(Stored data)
>> start

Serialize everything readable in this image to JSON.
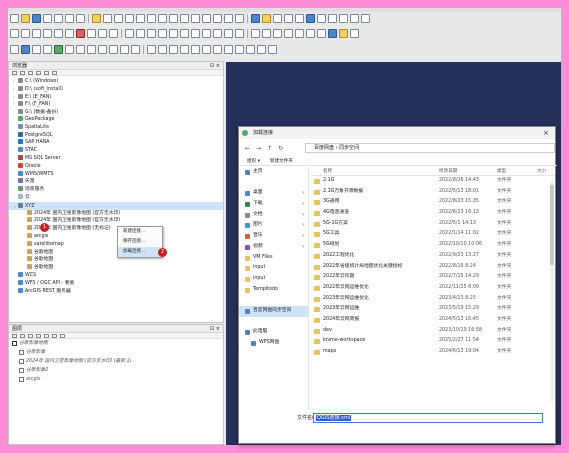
{
  "browser_panel": {
    "title": "浏览器",
    "items": [
      {
        "label": "C:\\ (Windows)",
        "icon": "drive-icon"
      },
      {
        "label": "D:\\ (soft_install)",
        "icon": "drive-icon"
      },
      {
        "label": "E:\\ (E_FAN)",
        "icon": "drive-icon"
      },
      {
        "label": "F:\\ (F_FAN)",
        "icon": "drive-icon"
      },
      {
        "label": "G:\\ (数据-备份)",
        "icon": "drive-icon"
      },
      {
        "label": "GeoPackage",
        "icon": "geopackage-icon"
      },
      {
        "label": "SpatiaLite",
        "icon": "spatialite-icon"
      },
      {
        "label": "PostgreSQL",
        "icon": "postgresql-icon"
      },
      {
        "label": "SAP HANA",
        "icon": "database-icon"
      },
      {
        "label": "STAC",
        "icon": "stac-icon"
      },
      {
        "label": "MS SQL Server",
        "icon": "database-icon"
      },
      {
        "label": "Oracle",
        "icon": "database-icon"
      },
      {
        "label": "WMS/WMTS",
        "icon": "globe-icon"
      },
      {
        "label": "矢量",
        "icon": "vector-icon"
      },
      {
        "label": "场景服务",
        "icon": "service-icon"
      },
      {
        "label": "云",
        "icon": "cloud-icon"
      },
      {
        "label": "XYZ",
        "icon": "xyz-icon"
      },
      {
        "label": "2024年 国内卫星影像地图 (官方无水印)",
        "icon": "tile-icon"
      },
      {
        "label": "2024年 国内卫星影像地图 (官方无水印)",
        "icon": "tile-icon"
      },
      {
        "label": "2024年 国内卫星影像地图 (无标记)",
        "icon": "tile-icon"
      },
      {
        "label": "arcgis",
        "icon": "tile-icon"
      },
      {
        "label": "satellitemap",
        "icon": "tile-icon"
      },
      {
        "label": "谷歌地图",
        "icon": "tile-icon"
      },
      {
        "label": "谷歌地图",
        "icon": "tile-icon"
      },
      {
        "label": "谷歌地图",
        "icon": "tile-icon"
      },
      {
        "label": "WCS",
        "icon": "globe-icon"
      },
      {
        "label": "WFS / OGC API - 要素",
        "icon": "globe-icon"
      },
      {
        "label": "ArcGIS REST 服务器",
        "icon": "globe-icon"
      }
    ]
  },
  "context_menu": {
    "items": [
      "新建连接...",
      "保存连接...",
      "加载连接..."
    ]
  },
  "layers_panel": {
    "title": "图层",
    "items": [
      {
        "label": "谷歌影像地图",
        "checked": true
      },
      {
        "label": "谷歌影像",
        "checked": false
      },
      {
        "label": "2024年 国内卫星影像地图 (官方无水印) (最新 1)",
        "checked": false
      },
      {
        "label": "谷歌影像2",
        "checked": false
      },
      {
        "label": "arcgis",
        "checked": false
      }
    ]
  },
  "badges": [
    "1",
    "2",
    "3"
  ],
  "dialog": {
    "title": "加载连接",
    "close": "×",
    "path": "百度网盘 › 同步空间",
    "commands": [
      "组织 ▾",
      "新建文件夹"
    ],
    "nav_items": [
      {
        "label": "主页",
        "pinned": false
      },
      {
        "label": "",
        "pinned": false
      },
      {
        "label": "桌面",
        "pinned": true
      },
      {
        "label": "下载",
        "pinned": true
      },
      {
        "label": "文档",
        "pinned": true
      },
      {
        "label": "图片",
        "pinned": true
      },
      {
        "label": "音乐",
        "pinned": true
      },
      {
        "label": "视频",
        "pinned": true
      },
      {
        "label": "VM Files",
        "pinned": false
      },
      {
        "label": "input",
        "pinned": false
      },
      {
        "label": "input",
        "pinned": false
      },
      {
        "label": "Templtodo",
        "pinned": false
      },
      {
        "label": "",
        "pinned": false
      },
      {
        "label": "百度网盘同步空间",
        "pinned": false
      },
      {
        "label": "",
        "pinned": false
      },
      {
        "label": "此电脑",
        "pinned": false
      },
      {
        "label": "WPS网盘",
        "pinned": false
      }
    ],
    "columns": [
      "名称",
      "修改日期",
      "类型",
      "大小"
    ],
    "files": [
      {
        "name": "2.1G",
        "date": "2022/8/26 14:43",
        "type": "文件夹"
      },
      {
        "name": "2.1G万象开源数据",
        "date": "2022/5/13 18:01",
        "type": "文件夹"
      },
      {
        "name": "3G通用",
        "date": "2022/8/23 15:35",
        "type": "文件夹"
      },
      {
        "name": "4G电音通道",
        "date": "2022/6/23 16:13",
        "type": "文件夹"
      },
      {
        "name": "5G-1G方案",
        "date": "2022/5/1 14:13",
        "type": "文件夹"
      },
      {
        "name": "5G工具",
        "date": "2022/1/14 11:02",
        "type": "文件夹"
      },
      {
        "name": "5G规划",
        "date": "2022/10/10 10:06",
        "type": "文件夹"
      },
      {
        "name": "2022工程优化",
        "date": "2022/9/23 13:27",
        "type": "文件夹"
      },
      {
        "name": "2022年省级统计局地图优化关键指标",
        "date": "2022/8/16 8:24",
        "type": "文件夹"
      },
      {
        "name": "2022年云问题",
        "date": "2022/7/15 14:29",
        "type": "文件夹"
      },
      {
        "name": "2022年云网运维优化",
        "date": "2022/11/15 8:09",
        "type": "文件夹"
      },
      {
        "name": "2023年云网运维优化",
        "date": "2023/4/23 8:25",
        "type": "文件夹"
      },
      {
        "name": "2023年云网运维",
        "date": "2023/5/19 15:29",
        "type": "文件夹"
      },
      {
        "name": "2024年云网周报",
        "date": "2024/5/13 16:45",
        "type": "文件夹"
      },
      {
        "name": "dev",
        "date": "2023/10/29 16:58",
        "type": "文件夹"
      },
      {
        "name": "knime-workspace",
        "date": "2025/2/27 11:54",
        "type": "文件夹"
      },
      {
        "name": "maps",
        "date": "2024/6/13 19:04",
        "type": "文件夹"
      }
    ],
    "filename_label": "文件名(N):",
    "filename_value": "QGIS连接.xml"
  },
  "colors": {
    "border": "#ff8ed8",
    "canvas": "#25315a",
    "badge": "#c62020",
    "selection": "#cfe4fb"
  }
}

>> end

WORK TO COMPLETE:
Write the records out again in full, exactly, and skip every picture.

REPLY:
Serialize everything readable in this image to JSON.
{
  "browser_panel": {
    "title": "浏览器",
    "items": [
      {
        "label": "C:\\ (Windows)",
        "icon": "drive-icon"
      },
      {
        "label": "D:\\ (soft_install)",
        "icon": "drive-icon"
      },
      {
        "label": "E:\\ (E_FAN)",
        "icon": "drive-icon"
      },
      {
        "label": "F:\\ (F_FAN)",
        "icon": "drive-icon"
      },
      {
        "label": "G:\\ (数据-备份)",
        "icon": "drive-icon"
      },
      {
        "label": "GeoPackage",
        "icon": "geopackage-icon"
      },
      {
        "label": "SpatiaLite",
        "icon": "spatialite-icon"
      },
      {
        "label": "PostgreSQL",
        "icon": "postgresql-icon"
      },
      {
        "label": "SAP HANA",
        "icon": "database-icon"
      },
      {
        "label": "STAC",
        "icon": "stac-icon"
      },
      {
        "label": "MS SQL Server",
        "icon": "database-icon"
      },
      {
        "label": "Oracle",
        "icon": "database-icon"
      },
      {
        "label": "WMS/WMTS",
        "icon": "globe-icon"
      },
      {
        "label": "矢量",
        "icon": "vector-icon"
      },
      {
        "label": "场景服务",
        "icon": "service-icon"
      },
      {
        "label": "云",
        "icon": "cloud-icon"
      },
      {
        "label": "XYZ",
        "icon": "xyz-icon"
      },
      {
        "label": "2024年 国内卫星影像地图 (官方无水印)",
        "icon": "tile-icon"
      },
      {
        "label": "2024年 国内卫星影像地图 (官方无水印)",
        "icon": "tile-icon"
      },
      {
        "label": "2024年 国内卫星影像地图 (无标记)",
        "icon": "tile-icon"
      },
      {
        "label": "arcgis",
        "icon": "tile-icon"
      },
      {
        "label": "satellitemap",
        "icon": "tile-icon"
      },
      {
        "label": "谷歌地图",
        "icon": "tile-icon"
      },
      {
        "label": "谷歌地图",
        "icon": "tile-icon"
      },
      {
        "label": "谷歌地图",
        "icon": "tile-icon"
      },
      {
        "label": "WCS",
        "icon": "globe-icon"
      },
      {
        "label": "WFS / OGC API - 要素",
        "icon": "globe-icon"
      },
      {
        "label": "ArcGIS REST 服务器",
        "icon": "globe-icon"
      }
    ]
  },
  "context_menu": {
    "items": [
      "新建连接...",
      "保存连接...",
      "加载连接..."
    ]
  },
  "layers_panel": {
    "title": "图层",
    "items": [
      {
        "label": "谷歌影像地图",
        "checked": true
      },
      {
        "label": "谷歌影像",
        "checked": false
      },
      {
        "label": "2024年 国内卫星影像地图 (官方无水印) (最新 1)",
        "checked": false
      },
      {
        "label": "谷歌影像2",
        "checked": false
      },
      {
        "label": "arcgis",
        "checked": false
      }
    ]
  },
  "badges": [
    "1",
    "2",
    "3"
  ],
  "dialog": {
    "title": "加载连接",
    "close": "×",
    "path": "百度网盘 › 同步空间",
    "commands": [
      "组织 ▾",
      "新建文件夹"
    ],
    "nav_items": [
      {
        "label": "主页",
        "pinned": false
      },
      {
        "label": "",
        "pinned": false
      },
      {
        "label": "桌面",
        "pinned": true
      },
      {
        "label": "下载",
        "pinned": true
      },
      {
        "label": "文档",
        "pinned": true
      },
      {
        "label": "图片",
        "pinned": true
      },
      {
        "label": "音乐",
        "pinned": true
      },
      {
        "label": "视频",
        "pinned": true
      },
      {
        "label": "VM Files",
        "pinned": false
      },
      {
        "label": "input",
        "pinned": false
      },
      {
        "label": "input",
        "pinned": false
      },
      {
        "label": "Templtodo",
        "pinned": false
      },
      {
        "label": "",
        "pinned": false
      },
      {
        "label": "百度网盘同步空间",
        "pinned": false
      },
      {
        "label": "",
        "pinned": false
      },
      {
        "label": "此电脑",
        "pinned": false
      },
      {
        "label": "WPS网盘",
        "pinned": false
      }
    ],
    "columns": [
      "名称",
      "修改日期",
      "类型",
      "大小"
    ],
    "files": [
      {
        "name": "2.1G",
        "date": "2022/8/26 14:43",
        "type": "文件夹"
      },
      {
        "name": "2.1G万象开源数据",
        "date": "2022/5/13 18:01",
        "type": "文件夹"
      },
      {
        "name": "3G通用",
        "date": "2022/8/23 15:35",
        "type": "文件夹"
      },
      {
        "name": "4G电音通道",
        "date": "2022/6/23 16:13",
        "type": "文件夹"
      },
      {
        "name": "5G-1G方案",
        "date": "2022/5/1 14:13",
        "type": "文件夹"
      },
      {
        "name": "5G工具",
        "date": "2022/1/14 11:02",
        "type": "文件夹"
      },
      {
        "name": "5G规划",
        "date": "2022/10/10 10:06",
        "type": "文件夹"
      },
      {
        "name": "2022工程优化",
        "date": "2022/9/23 13:27",
        "type": "文件夹"
      },
      {
        "name": "2022年省级统计局地图优化关键指标",
        "date": "2022/8/16 8:24",
        "type": "文件夹"
      },
      {
        "name": "2022年云问题",
        "date": "2022/7/15 14:29",
        "type": "文件夹"
      },
      {
        "name": "2022年云网运维优化",
        "date": "2022/11/15 8:09",
        "type": "文件夹"
      },
      {
        "name": "2023年云网运维优化",
        "date": "2023/4/23 8:25",
        "type": "文件夹"
      },
      {
        "name": "2023年云网运维",
        "date": "2023/5/19 15:29",
        "type": "文件夹"
      },
      {
        "name": "2024年云网周报",
        "date": "2024/5/13 16:45",
        "type": "文件夹"
      },
      {
        "name": "dev",
        "date": "2023/10/29 16:58",
        "type": "文件夹"
      },
      {
        "name": "knime-workspace",
        "date": "2025/2/27 11:54",
        "type": "文件夹"
      },
      {
        "name": "maps",
        "date": "2024/6/13 19:04",
        "type": "文件夹"
      }
    ],
    "filename_label": "文件名(N):",
    "filename_value": "QGIS连接.xml"
  },
  "colors": {
    "border": "#ff8ed8",
    "canvas": "#25315a",
    "badge": "#c62020",
    "selection": "#cfe4fb"
  }
}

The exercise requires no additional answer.